◆ **Given task**
Only a number is wanted here: the number of lines of the data that include "this".

◆ **Task inputs**
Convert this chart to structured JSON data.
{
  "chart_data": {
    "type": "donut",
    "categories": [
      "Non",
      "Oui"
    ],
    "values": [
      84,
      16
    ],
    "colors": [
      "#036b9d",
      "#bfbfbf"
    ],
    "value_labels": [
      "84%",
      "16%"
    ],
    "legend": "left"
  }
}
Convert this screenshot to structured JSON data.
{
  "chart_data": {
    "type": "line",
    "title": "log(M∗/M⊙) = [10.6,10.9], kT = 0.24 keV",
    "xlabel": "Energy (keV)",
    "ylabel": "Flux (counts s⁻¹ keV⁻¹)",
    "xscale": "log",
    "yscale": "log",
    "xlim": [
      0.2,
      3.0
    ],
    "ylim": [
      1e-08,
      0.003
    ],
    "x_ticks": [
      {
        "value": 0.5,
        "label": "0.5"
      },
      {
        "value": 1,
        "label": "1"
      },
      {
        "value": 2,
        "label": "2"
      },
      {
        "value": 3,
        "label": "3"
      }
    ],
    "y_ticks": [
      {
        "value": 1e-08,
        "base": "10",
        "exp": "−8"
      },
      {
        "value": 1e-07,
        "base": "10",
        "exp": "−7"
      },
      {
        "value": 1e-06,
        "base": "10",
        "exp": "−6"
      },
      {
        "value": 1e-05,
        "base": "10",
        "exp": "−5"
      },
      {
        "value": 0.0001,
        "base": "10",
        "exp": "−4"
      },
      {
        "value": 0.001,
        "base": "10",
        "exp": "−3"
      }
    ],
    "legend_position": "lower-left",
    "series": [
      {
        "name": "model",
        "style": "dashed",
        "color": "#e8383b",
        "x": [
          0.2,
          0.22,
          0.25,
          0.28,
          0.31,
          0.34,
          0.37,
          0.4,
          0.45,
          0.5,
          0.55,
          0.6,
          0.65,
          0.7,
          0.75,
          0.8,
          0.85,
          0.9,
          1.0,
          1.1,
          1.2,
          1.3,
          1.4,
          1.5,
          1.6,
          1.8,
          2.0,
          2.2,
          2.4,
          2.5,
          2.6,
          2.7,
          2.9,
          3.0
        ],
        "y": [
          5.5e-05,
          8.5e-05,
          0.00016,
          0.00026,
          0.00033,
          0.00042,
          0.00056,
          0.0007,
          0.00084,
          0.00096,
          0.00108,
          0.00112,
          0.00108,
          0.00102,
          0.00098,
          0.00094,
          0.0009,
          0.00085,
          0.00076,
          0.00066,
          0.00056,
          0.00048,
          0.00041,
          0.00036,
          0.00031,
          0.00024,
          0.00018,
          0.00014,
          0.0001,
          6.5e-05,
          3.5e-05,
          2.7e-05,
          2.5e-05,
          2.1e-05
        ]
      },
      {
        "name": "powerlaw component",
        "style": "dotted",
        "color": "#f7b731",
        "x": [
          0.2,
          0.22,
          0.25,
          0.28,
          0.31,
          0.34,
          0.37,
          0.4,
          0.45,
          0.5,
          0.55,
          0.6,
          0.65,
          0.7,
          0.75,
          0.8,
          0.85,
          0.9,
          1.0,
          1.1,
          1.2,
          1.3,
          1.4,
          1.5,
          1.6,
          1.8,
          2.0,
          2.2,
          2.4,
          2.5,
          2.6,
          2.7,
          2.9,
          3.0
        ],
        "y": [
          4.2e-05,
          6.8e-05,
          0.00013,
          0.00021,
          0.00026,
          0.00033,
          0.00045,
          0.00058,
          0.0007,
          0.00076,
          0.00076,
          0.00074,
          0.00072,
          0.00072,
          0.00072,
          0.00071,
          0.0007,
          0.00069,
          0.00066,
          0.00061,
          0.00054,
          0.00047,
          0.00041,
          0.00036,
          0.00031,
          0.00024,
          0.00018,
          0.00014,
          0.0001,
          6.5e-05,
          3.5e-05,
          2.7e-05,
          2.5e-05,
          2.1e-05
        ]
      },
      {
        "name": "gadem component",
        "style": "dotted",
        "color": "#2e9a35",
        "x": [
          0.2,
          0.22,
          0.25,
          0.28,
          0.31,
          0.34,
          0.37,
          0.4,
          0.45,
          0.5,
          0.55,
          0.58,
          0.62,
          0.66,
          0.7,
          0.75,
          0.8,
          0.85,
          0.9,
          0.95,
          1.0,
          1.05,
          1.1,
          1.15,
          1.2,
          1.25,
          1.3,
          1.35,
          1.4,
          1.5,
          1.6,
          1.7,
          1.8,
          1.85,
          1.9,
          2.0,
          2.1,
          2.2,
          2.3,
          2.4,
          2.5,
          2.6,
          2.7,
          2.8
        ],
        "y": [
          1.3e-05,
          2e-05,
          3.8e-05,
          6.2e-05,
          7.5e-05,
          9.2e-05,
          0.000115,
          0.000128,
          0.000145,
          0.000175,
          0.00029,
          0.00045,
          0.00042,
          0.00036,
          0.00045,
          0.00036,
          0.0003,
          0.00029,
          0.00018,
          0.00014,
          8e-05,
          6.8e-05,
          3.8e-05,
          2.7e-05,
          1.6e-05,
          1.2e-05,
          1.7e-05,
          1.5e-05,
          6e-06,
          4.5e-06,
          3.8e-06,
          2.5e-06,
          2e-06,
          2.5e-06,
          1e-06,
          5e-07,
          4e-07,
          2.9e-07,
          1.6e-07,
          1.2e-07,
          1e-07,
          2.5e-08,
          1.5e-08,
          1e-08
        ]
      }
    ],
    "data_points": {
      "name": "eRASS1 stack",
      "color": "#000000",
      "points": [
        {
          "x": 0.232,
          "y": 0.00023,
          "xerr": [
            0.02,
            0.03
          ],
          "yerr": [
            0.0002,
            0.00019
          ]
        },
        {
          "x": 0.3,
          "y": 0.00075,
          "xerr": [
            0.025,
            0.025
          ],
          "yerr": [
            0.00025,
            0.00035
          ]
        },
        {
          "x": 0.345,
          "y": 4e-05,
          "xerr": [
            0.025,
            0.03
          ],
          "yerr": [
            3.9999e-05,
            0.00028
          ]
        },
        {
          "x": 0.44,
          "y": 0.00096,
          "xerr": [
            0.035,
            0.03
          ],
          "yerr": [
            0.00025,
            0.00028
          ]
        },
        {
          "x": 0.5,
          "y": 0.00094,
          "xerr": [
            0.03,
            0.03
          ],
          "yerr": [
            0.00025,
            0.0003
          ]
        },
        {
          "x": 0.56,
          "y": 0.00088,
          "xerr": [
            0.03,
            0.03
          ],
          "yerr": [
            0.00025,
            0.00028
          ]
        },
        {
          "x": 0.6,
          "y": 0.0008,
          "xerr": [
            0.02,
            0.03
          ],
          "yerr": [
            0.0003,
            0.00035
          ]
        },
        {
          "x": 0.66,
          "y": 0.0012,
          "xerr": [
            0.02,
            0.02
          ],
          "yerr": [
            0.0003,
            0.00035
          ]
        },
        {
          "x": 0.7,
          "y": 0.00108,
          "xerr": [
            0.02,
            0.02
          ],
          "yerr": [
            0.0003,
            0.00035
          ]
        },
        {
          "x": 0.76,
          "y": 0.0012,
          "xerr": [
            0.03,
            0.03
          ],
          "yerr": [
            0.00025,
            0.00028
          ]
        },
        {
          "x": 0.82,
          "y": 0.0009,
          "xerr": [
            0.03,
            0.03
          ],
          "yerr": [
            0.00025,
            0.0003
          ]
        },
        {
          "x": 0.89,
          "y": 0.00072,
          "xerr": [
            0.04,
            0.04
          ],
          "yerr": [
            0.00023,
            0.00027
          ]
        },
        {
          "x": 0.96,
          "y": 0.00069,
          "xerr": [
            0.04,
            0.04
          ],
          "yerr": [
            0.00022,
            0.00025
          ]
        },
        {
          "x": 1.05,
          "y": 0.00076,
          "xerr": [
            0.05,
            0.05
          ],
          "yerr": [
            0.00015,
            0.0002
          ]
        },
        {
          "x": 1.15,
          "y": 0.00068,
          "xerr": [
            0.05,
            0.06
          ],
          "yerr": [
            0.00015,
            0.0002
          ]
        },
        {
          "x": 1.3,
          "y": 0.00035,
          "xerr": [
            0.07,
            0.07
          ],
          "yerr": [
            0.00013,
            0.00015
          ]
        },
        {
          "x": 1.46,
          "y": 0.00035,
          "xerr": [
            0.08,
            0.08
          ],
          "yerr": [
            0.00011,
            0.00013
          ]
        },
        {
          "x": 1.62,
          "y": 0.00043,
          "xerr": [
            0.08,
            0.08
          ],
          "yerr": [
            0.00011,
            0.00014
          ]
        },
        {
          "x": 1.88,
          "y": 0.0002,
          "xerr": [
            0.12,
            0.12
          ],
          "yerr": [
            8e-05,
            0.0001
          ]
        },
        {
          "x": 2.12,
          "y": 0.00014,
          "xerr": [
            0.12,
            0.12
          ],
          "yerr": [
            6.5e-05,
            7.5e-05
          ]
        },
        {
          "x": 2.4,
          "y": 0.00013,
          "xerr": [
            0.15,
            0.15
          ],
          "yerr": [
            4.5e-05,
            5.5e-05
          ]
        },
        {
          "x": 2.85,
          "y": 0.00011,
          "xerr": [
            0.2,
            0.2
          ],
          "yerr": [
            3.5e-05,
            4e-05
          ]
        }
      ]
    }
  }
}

◆ **Task answer**
2